## [WHAT IS REQUIRED]
Type out the complete listing below word for word, without its pictures.

## [TASK DATA]
----

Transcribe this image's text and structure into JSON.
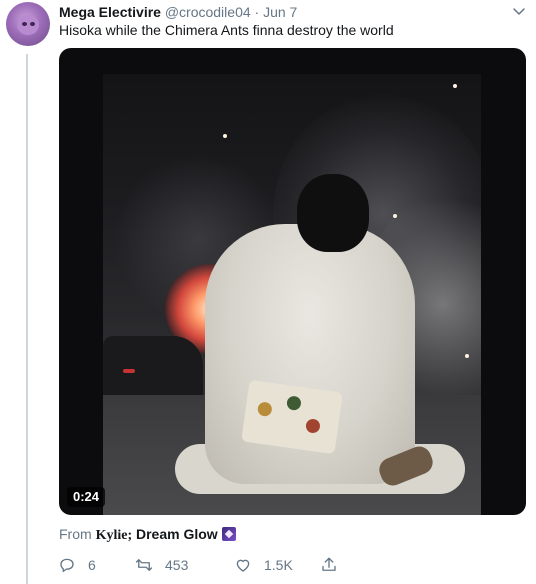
{
  "tweet": {
    "display_name": "Mega Electivire",
    "handle": "@crocodile04",
    "separator": "·",
    "date": "Jun 7",
    "text": "Hisoka while the Chimera Ants finna destroy the world"
  },
  "media": {
    "type": "video",
    "duration": "0:24"
  },
  "source": {
    "prefix": "From",
    "name_serif": "Kylie;",
    "name_rest": "Dream Glow"
  },
  "actions": {
    "reply_count": "6",
    "retweet_count": "453",
    "like_count": "1.5K"
  },
  "colors": {
    "text_primary": "#14171a",
    "text_secondary": "#657786",
    "thread_line": "#ccd6dd"
  },
  "icons": [
    "chevron-down-icon",
    "reply-icon",
    "retweet-icon",
    "like-icon",
    "share-icon",
    "sparkle-icon"
  ]
}
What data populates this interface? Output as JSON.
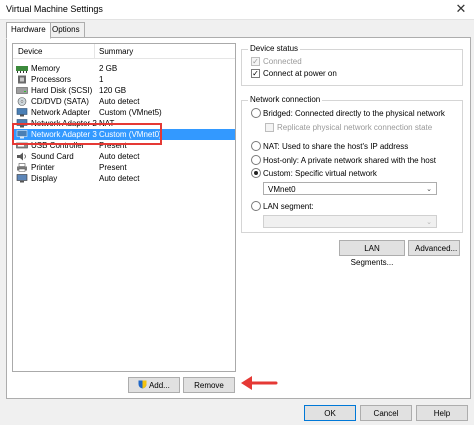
{
  "window": {
    "title": "Virtual Machine Settings",
    "close_glyph": "✕"
  },
  "tabs": [
    {
      "label": "Hardware",
      "active": true
    },
    {
      "label": "Options",
      "active": false
    }
  ],
  "device_list": {
    "headers": {
      "device": "Device",
      "summary": "Summary"
    },
    "rows": [
      {
        "device": "Memory",
        "summary": "2 GB",
        "icon": "memory-icon"
      },
      {
        "device": "Processors",
        "summary": "1",
        "icon": "processor-icon"
      },
      {
        "device": "Hard Disk (SCSI)",
        "summary": "120 GB",
        "icon": "hard-disk-icon"
      },
      {
        "device": "CD/DVD (SATA)",
        "summary": "Auto detect",
        "icon": "cd-dvd-icon"
      },
      {
        "device": "Network Adapter",
        "summary": "Custom (VMnet5)",
        "icon": "network-adapter-icon"
      },
      {
        "device": "Network Adapter 2",
        "summary": "NAT",
        "icon": "network-adapter-icon"
      },
      {
        "device": "Network Adapter 3",
        "summary": "Custom (VMnet0)",
        "icon": "network-adapter-icon",
        "selected": true
      },
      {
        "device": "USB Controller",
        "summary": "Present",
        "icon": "usb-controller-icon"
      },
      {
        "device": "Sound Card",
        "summary": "Auto detect",
        "icon": "sound-card-icon"
      },
      {
        "device": "Printer",
        "summary": "Present",
        "icon": "printer-icon"
      },
      {
        "device": "Display",
        "summary": "Auto detect",
        "icon": "display-icon"
      }
    ]
  },
  "device_status": {
    "title": "Device status",
    "connected_label": "Connected",
    "connect_power_label": "Connect at power on"
  },
  "network_connection": {
    "title": "Network connection",
    "bridged_label": "Bridged: Connected directly to the physical network",
    "replicate_label": "Replicate physical network connection state",
    "nat_label": "NAT: Used to share the host's IP address",
    "hostonly_label": "Host-only: A private network shared with the host",
    "custom_label": "Custom: Specific virtual network",
    "custom_value": "VMnet0",
    "lan_label": "LAN segment:",
    "lan_value": ""
  },
  "buttons": {
    "lan_segments": "LAN Segments...",
    "advanced": "Advanced...",
    "add": "Add...",
    "remove": "Remove",
    "ok": "OK",
    "cancel": "Cancel",
    "help": "Help"
  },
  "colors": {
    "selection": "#3399ff",
    "highlight": "#e53935",
    "arrow": "#e53935"
  }
}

----

## [COMPLETE RESPONSE]
Transcribe this image's text and structure into JSON.
{
  "tweet": {
    "display_name": "Mega Electivire",
    "handle": "@crocodile04",
    "separator": "·",
    "date": "Jun 7",
    "text": "Hisoka while the Chimera Ants finna destroy the world"
  },
  "media": {
    "type": "video",
    "duration": "0:24"
  },
  "source": {
    "prefix": "From",
    "name_serif": "Kylie;",
    "name_rest": "Dream Glow"
  },
  "actions": {
    "reply_count": "6",
    "retweet_count": "453",
    "like_count": "1.5K"
  },
  "colors": {
    "text_primary": "#14171a",
    "text_secondary": "#657786",
    "thread_line": "#ccd6dd"
  },
  "icons": [
    "chevron-down-icon",
    "reply-icon",
    "retweet-icon",
    "like-icon",
    "share-icon",
    "sparkle-icon"
  ]
}
What data populates this interface? Output as JSON.
{
  "window": {
    "title": "Virtual Machine Settings",
    "close_glyph": "✕"
  },
  "tabs": [
    {
      "label": "Hardware",
      "active": true
    },
    {
      "label": "Options",
      "active": false
    }
  ],
  "device_list": {
    "headers": {
      "device": "Device",
      "summary": "Summary"
    },
    "rows": [
      {
        "device": "Memory",
        "summary": "2 GB",
        "icon": "memory-icon"
      },
      {
        "device": "Processors",
        "summary": "1",
        "icon": "processor-icon"
      },
      {
        "device": "Hard Disk (SCSI)",
        "summary": "120 GB",
        "icon": "hard-disk-icon"
      },
      {
        "device": "CD/DVD (SATA)",
        "summary": "Auto detect",
        "icon": "cd-dvd-icon"
      },
      {
        "device": "Network Adapter",
        "summary": "Custom (VMnet5)",
        "icon": "network-adapter-icon"
      },
      {
        "device": "Network Adapter 2",
        "summary": "NAT",
        "icon": "network-adapter-icon"
      },
      {
        "device": "Network Adapter 3",
        "summary": "Custom (VMnet0)",
        "icon": "network-adapter-icon",
        "selected": true
      },
      {
        "device": "USB Controller",
        "summary": "Present",
        "icon": "usb-controller-icon"
      },
      {
        "device": "Sound Card",
        "summary": "Auto detect",
        "icon": "sound-card-icon"
      },
      {
        "device": "Printer",
        "summary": "Present",
        "icon": "printer-icon"
      },
      {
        "device": "Display",
        "summary": "Auto detect",
        "icon": "display-icon"
      }
    ]
  },
  "device_status": {
    "title": "Device status",
    "connected_label": "Connected",
    "connect_power_label": "Connect at power on"
  },
  "network_connection": {
    "title": "Network connection",
    "bridged_label": "Bridged: Connected directly to the physical network",
    "replicate_label": "Replicate physical network connection state",
    "nat_label": "NAT: Used to share the host's IP address",
    "hostonly_label": "Host-only: A private network shared with the host",
    "custom_label": "Custom: Specific virtual network",
    "custom_value": "VMnet0",
    "lan_label": "LAN segment:",
    "lan_value": ""
  },
  "buttons": {
    "lan_segments": "LAN Segments...",
    "advanced": "Advanced...",
    "add": "Add...",
    "remove": "Remove",
    "ok": "OK",
    "cancel": "Cancel",
    "help": "Help"
  },
  "colors": {
    "selection": "#3399ff",
    "highlight": "#e53935",
    "arrow": "#e53935"
  }
}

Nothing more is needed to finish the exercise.